文書抜粋:
全てのアバターをオンライン状態にし、かつ全てのアバターのハッピーエナジー保有量を80以上にすればゲームの目的を達成するが、それ以後もゲームを続けることができる。
主なアバター
編集本節では、プレイヤーが必ず最初に関わる者と妨害者、並びに公式サイト「特選キャラ」[2]に挙げられるアバターを示す。なお、アバターの氏名には読み仮名が無く、全て正確な読みは不明である。
- 馬場 一郎
- 16歳の男子高校生。クローバー高校へ通うかたわら、怠惰な父・福助と飲んだくれの母・菊江に代わり、工事現場のアルバイトで生計を支えている。ゲーム初回起動時に唯一「オンライン」状態で、プレイヤーが必ず最初に観察するアバターである。
- 竹之内 勲
- 41歳の出版社編集員。再婚したばかりの愛する妻・明子と高校生の息子・太と暮らす。倒産しそうな会社を憂い、担当するわがままな人気漫画家・小松 裕子に振り回される。
- 花田 桜子
- クローバー高校へ通う17歳。“脅威のビジュアルクイーン”を自称し、ところ構わず自分愛を振りまいては周囲に迷惑をかけている。家族には、居酒屋を営むダイエット中の父・豊と、娘と同じ性格の母・玉木が居る。

データ一覧:

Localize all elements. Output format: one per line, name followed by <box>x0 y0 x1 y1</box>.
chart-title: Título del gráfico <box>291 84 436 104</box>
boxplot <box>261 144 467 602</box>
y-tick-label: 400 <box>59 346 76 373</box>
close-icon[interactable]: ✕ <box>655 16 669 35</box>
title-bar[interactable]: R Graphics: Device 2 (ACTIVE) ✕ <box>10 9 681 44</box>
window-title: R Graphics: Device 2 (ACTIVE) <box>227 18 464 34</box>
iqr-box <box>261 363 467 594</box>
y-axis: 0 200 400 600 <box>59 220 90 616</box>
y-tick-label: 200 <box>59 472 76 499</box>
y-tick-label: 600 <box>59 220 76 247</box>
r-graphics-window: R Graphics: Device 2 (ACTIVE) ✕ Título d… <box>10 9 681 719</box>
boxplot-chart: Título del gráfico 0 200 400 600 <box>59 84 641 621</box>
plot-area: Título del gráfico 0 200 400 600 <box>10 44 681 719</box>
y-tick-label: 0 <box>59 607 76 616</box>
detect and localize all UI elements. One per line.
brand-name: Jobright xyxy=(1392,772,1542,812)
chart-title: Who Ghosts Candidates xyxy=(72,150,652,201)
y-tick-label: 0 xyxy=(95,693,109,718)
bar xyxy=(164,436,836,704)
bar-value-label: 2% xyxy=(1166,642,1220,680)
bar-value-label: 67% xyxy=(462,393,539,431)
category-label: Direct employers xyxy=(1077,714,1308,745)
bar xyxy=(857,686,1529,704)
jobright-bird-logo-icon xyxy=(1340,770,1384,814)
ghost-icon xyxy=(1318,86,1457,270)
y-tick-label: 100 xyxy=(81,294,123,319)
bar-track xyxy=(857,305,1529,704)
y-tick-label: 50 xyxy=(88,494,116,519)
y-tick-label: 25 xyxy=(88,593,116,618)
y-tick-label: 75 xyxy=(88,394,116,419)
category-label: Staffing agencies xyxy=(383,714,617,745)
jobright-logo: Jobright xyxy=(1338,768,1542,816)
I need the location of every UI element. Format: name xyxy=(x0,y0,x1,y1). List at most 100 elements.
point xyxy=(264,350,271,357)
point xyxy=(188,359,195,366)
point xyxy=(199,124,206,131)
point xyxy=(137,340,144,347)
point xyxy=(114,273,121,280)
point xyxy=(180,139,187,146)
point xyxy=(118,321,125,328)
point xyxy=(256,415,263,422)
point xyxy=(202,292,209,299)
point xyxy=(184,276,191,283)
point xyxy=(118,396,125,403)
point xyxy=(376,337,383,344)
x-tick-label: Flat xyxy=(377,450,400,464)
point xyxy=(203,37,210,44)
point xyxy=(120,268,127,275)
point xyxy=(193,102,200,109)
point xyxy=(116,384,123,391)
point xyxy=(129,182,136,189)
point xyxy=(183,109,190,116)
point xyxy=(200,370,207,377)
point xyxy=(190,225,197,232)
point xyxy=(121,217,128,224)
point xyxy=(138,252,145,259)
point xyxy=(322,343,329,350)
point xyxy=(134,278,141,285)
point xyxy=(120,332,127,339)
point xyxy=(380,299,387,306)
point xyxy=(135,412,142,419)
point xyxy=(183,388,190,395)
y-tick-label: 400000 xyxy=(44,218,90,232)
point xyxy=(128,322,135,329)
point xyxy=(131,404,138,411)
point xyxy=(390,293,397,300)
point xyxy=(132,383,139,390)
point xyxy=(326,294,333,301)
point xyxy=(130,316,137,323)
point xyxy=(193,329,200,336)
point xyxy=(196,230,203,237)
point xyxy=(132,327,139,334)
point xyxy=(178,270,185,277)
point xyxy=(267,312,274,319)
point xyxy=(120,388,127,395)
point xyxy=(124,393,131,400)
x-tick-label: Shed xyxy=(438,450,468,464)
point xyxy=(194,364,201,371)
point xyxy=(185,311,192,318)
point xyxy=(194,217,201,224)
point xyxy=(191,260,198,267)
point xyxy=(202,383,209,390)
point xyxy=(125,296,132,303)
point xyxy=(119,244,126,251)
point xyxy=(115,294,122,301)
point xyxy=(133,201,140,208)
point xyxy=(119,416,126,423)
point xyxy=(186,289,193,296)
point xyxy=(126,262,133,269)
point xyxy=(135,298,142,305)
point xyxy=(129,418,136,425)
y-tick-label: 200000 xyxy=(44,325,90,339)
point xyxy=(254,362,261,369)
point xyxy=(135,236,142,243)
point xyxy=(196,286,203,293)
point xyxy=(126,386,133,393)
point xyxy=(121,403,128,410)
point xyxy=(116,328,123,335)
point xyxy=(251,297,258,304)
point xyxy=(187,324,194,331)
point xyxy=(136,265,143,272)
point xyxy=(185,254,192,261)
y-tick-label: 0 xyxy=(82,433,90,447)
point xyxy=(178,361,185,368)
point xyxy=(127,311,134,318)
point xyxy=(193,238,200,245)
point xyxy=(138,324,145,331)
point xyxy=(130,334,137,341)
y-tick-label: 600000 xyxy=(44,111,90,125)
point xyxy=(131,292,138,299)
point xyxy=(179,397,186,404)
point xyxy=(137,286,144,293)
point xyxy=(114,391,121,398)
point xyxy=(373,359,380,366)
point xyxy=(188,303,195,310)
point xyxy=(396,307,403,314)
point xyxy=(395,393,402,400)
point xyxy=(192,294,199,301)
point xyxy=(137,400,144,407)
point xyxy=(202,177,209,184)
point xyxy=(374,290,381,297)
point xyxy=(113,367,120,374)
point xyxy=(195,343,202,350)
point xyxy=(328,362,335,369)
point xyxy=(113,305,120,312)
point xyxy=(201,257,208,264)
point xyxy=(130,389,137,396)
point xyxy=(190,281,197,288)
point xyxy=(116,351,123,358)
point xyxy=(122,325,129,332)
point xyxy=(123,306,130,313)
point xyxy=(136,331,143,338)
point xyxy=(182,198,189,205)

演習問題:
(1) 文書抜粋に基づき、次の問いに答えよ。
(a) ゲームの目的を達成するには、全てのアバターのハッピーエナジー保有量をいくつ以上にする必要があるか。
(b) 馬場 一郎は何によって生計を支えているか。
(c) 竹之内 勲の職業は何か。
(2) 次の各記述が文書抜粋の内容と一致するかを「はい」か「いいえ」で判定し、根拠となる箇所を原文のまま引用せよ。
(a) ゲームの目的を達成すると、ゲームは終了する。
(b) アバターの氏名には読み仮名が付いている。
(c) 花田 桜子の父は居酒屋を営んでいる。
エントリは文書抜粋とは別個の資料である。

解答一覧:
(1)
(a) 80以上
(b) 工事現場のアルバイト
(c) 出版社編集員

(2)
(a) いいえ。「それ以後もゲームを続けることができる」
(b) いいえ。「アバターの氏名には読み仮名が無く」
(c) はい。「居酒屋を営むダイエット中の父・豊」